START RECORDS FOR THE EXERCISE

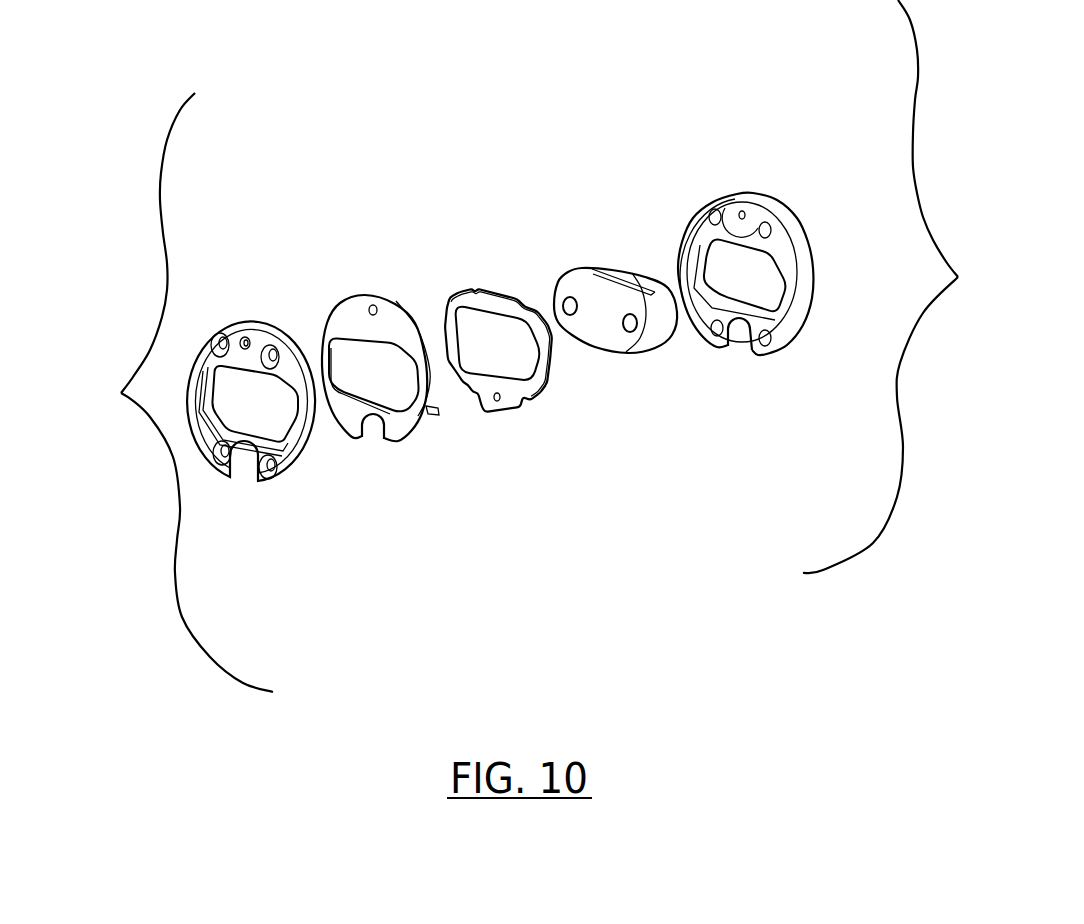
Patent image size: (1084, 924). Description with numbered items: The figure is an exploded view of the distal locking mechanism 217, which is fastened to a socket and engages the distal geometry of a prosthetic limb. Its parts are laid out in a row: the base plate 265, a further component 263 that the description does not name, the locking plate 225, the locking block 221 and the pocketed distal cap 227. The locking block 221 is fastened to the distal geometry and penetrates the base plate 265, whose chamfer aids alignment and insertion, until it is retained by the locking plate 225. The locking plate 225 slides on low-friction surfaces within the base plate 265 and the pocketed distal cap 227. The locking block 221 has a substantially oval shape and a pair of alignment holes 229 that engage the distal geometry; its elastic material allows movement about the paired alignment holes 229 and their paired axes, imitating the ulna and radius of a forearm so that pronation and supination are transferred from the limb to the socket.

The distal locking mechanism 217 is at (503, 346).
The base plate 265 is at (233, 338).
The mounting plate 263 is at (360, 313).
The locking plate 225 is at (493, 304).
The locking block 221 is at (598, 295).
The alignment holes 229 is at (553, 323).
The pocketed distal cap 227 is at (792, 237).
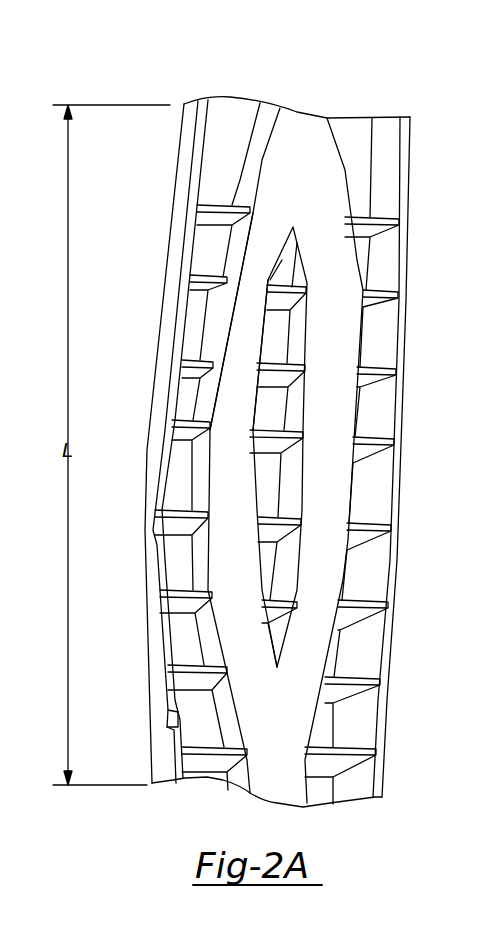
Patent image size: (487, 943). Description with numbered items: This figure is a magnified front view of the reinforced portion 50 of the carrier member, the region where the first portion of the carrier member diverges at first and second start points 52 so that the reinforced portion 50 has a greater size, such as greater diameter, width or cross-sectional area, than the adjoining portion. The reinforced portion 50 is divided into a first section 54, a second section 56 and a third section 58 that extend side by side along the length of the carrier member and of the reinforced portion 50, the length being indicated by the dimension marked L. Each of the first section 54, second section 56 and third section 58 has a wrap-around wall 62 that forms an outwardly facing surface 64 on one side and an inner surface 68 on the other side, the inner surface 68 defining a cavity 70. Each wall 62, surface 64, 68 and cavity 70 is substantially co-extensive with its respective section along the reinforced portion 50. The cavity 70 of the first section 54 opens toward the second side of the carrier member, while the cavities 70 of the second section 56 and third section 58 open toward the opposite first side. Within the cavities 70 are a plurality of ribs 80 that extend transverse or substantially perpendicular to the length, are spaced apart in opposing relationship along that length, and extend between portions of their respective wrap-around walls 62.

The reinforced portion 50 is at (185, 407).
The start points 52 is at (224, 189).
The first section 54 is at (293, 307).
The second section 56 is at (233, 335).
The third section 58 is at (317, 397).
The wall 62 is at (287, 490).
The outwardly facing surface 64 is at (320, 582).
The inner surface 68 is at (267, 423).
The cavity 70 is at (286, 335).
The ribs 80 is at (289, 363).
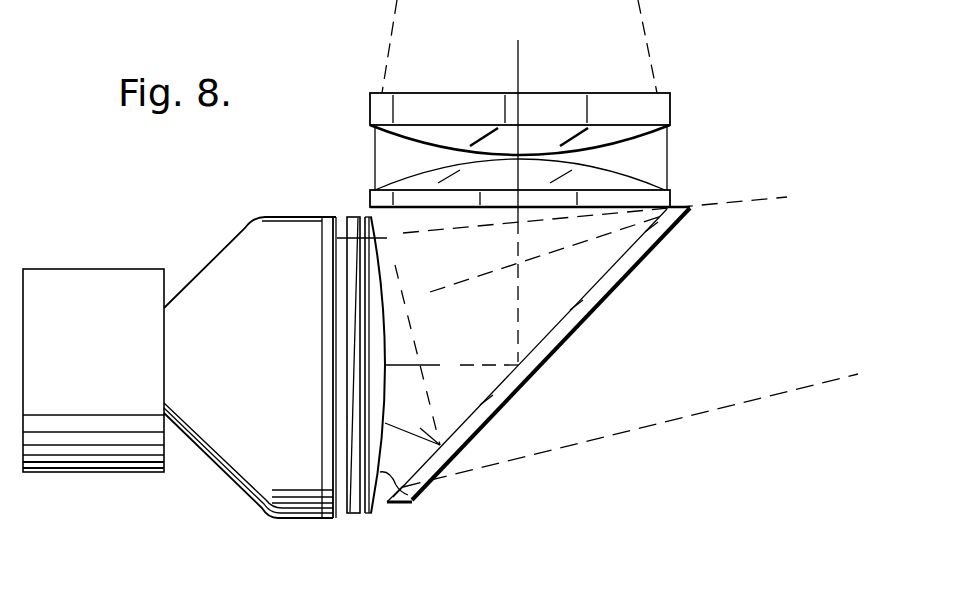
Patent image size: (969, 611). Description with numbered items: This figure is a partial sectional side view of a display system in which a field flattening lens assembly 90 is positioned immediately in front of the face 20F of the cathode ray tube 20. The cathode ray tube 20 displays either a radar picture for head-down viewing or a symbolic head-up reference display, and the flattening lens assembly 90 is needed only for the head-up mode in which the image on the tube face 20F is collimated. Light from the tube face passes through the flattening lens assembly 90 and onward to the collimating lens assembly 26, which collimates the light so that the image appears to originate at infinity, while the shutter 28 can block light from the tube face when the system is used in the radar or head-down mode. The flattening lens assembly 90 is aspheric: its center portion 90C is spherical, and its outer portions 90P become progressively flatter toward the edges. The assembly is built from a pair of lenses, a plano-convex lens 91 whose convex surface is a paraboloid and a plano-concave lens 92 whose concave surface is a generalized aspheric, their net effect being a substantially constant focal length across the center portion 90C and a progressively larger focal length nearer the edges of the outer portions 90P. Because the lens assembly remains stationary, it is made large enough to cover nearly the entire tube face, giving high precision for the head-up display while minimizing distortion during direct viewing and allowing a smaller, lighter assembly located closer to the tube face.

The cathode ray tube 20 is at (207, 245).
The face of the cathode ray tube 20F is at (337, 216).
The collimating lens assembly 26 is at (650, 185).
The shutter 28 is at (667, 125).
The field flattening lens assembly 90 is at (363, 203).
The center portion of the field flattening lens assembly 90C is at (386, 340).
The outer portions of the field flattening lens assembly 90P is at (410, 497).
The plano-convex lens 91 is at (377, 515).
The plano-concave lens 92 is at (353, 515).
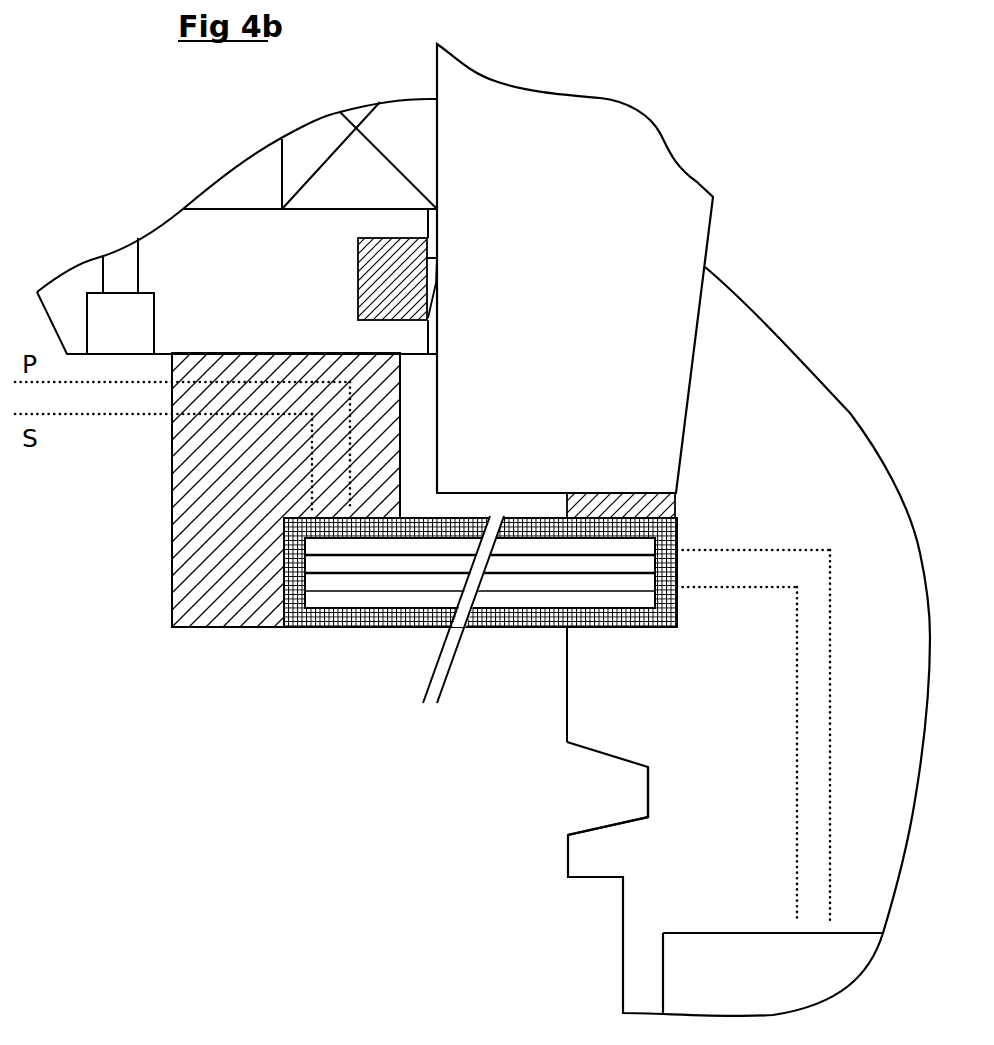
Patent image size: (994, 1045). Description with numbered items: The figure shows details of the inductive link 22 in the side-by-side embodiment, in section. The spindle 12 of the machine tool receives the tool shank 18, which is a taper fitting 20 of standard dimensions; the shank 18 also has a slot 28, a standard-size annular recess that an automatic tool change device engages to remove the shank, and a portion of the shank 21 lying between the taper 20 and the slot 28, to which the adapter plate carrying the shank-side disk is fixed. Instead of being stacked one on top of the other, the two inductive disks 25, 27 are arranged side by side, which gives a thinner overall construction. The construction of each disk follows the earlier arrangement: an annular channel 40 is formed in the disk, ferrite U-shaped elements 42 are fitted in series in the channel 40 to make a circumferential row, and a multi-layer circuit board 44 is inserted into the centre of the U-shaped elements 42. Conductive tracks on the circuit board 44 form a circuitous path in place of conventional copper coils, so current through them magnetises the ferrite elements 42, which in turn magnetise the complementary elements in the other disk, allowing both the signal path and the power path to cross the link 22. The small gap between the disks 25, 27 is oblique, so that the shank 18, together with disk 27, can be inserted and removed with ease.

END RECORDS FOR THE EXERCISE

THE TASK -> Please print every line of the items above word for word, leaving out the pictures.

SOLUTION FOR THIS EXERCISE ->
Patent image size: (1084, 924). Description with numbered items: The figure is an exploded view of the distal locking mechanism 217, which is fastened to a socket and engages the distal geometry of a prosthetic limb. Its parts are laid out in a row: the base plate 265, a further component 263 that the description does not name, the locking plate 225, the locking block 221 and the pocketed distal cap 227. The locking block 221 is fastened to the distal geometry and penetrates the base plate 265, whose chamfer aids alignment and insertion, until it is retained by the locking plate 225. The locking plate 225 slides on low-friction surfaces within the base plate 265 and the pocketed distal cap 227. The locking block 221 has a substantially oval shape and a pair of alignment holes 229 that engage the distal geometry; its elastic material allows movement about the paired alignment holes 229 and their paired axes, imitating the ulna and radius of a forearm so that pronation and supination are transferred from the limb to the socket.

The distal locking mechanism 217 is at (503, 346).
The base plate 265 is at (233, 338).
The mounting plate 263 is at (360, 313).
The locking plate 225 is at (493, 304).
The locking block 221 is at (598, 295).
The alignment holes 229 is at (553, 323).
The pocketed distal cap 227 is at (792, 237).
Patent image size: (487, 943). Description with numbered items: This figure is a magnified front view of the reinforced portion 50 of the carrier member, the region where the first portion of the carrier member diverges at first and second start points 52 so that the reinforced portion 50 has a greater size, such as greater diameter, width or cross-sectional area, than the adjoining portion. The reinforced portion 50 is divided into a first section 54, a second section 56 and a third section 58 that extend side by side along the length of the carrier member and of the reinforced portion 50, the length being indicated by the dimension marked L. Each of the first section 54, second section 56 and third section 58 has a wrap-around wall 62 that forms an outwardly facing surface 64 on one side and an inner surface 68 on the other side, the inner surface 68 defining a cavity 70. Each wall 62, surface 64, 68 and cavity 70 is substantially co-extensive with its respective section along the reinforced portion 50. The cavity 70 of the first section 54 opens toward the second side of the carrier member, while the cavities 70 of the second section 56 and third section 58 open toward the opposite first side. Within the cavities 70 are a plurality of ribs 80 that extend transverse or substantially perpendicular to the length, are spaced apart in opposing relationship along that length, and extend between portions of their respective wrap-around walls 62.

The reinforced portion 50 is at (185, 407).
The start points 52 is at (224, 189).
The first section 54 is at (293, 307).
The second section 56 is at (233, 335).
The third section 58 is at (317, 397).
The wall 62 is at (287, 490).
The outwardly facing surface 64 is at (320, 582).
The inner surface 68 is at (267, 423).
The cavity 70 is at (286, 335).
The ribs 80 is at (289, 363).
Patent image size: (969, 611). Description with numbered items: This figure is a partial sectional side view of a display system in which a field flattening lens assembly 90 is positioned immediately in front of the face 20F of the cathode ray tube 20. The cathode ray tube 20 displays either a radar picture for head-down viewing or a symbolic head-up reference display, and the flattening lens assembly 90 is needed only for the head-up mode in which the image on the tube face 20F is collimated. Light from the tube face passes through the flattening lens assembly 90 and onward to the collimating lens assembly 26, which collimates the light so that the image appears to originate at infinity, while the shutter 28 can block light from the tube face when the system is used in the radar or head-down mode. The flattening lens assembly 90 is aspheric: its center portion 90C is spherical, and its outer portions 90P become progressively flatter toward the edges. The assembly is built from a pair of lenses, a plano-convex lens 91 whose convex surface is a paraboloid and a plano-concave lens 92 whose concave surface is a generalized aspheric, their net effect being a substantially constant focal length across the center portion 90C and a progressively larger focal length nearer the edges of the outer portions 90P. Because the lens assembly remains stationary, it is made large enough to cover nearly the entire tube face, giving high precision for the head-up display while minimizing distortion during direct viewing and allowing a smaller, lighter assembly located closer to the tube face.

The cathode ray tube 20 is at (207, 245).
The face of the cathode ray tube 20F is at (337, 216).
The collimating lens assembly 26 is at (650, 185).
The shutter 28 is at (667, 125).
The field flattening lens assembly 90 is at (363, 203).
The center portion of the field flattening lens assembly 90C is at (386, 340).
The outer portions of the field flattening lens assembly 90P is at (410, 497).
The plano-convex lens 91 is at (377, 515).
The plano-concave lens 92 is at (353, 515).
Patent image size: (994, 1045). Description with numbered items: The figure shows details of the inductive link 22 in the side-by-side embodiment, in section. The spindle 12 of the machine tool receives the tool shank 18, which is a taper fitting 20 of standard dimensions; the shank 18 also has a slot 28, a standard-size annular recess that an automatic tool change device engages to remove the shank, and a portion of the shank 21 lying between the taper 20 and the slot 28, to which the adapter plate carrying the shank-side disk is fixed. Instead of being stacked one on top of the other, the two inductive disks 25, 27 are arranged side by side, which gives a thinner overall construction. The construction of each disk follows the earlier arrangement: an annular channel 40 is formed in the disk, ferrite U-shaped elements 42 are fitted in series in the channel 40 to make a circumferential row, and a multi-layer circuit board 44 is inserted into the centre of the U-shaped elements 42. Conductive tracks on the circuit board 44 form a circuitous path in place of conventional copper coils, so current through them magnetises the ferrite elements 42, which in turn magnetise the complementary elements in the other disk, allowing both the signal path and the power path to cross the link 22. The small gap between the disks 25, 27 is oblique, so that the shank 18, together with disk 27, can be inserted and removed with ease.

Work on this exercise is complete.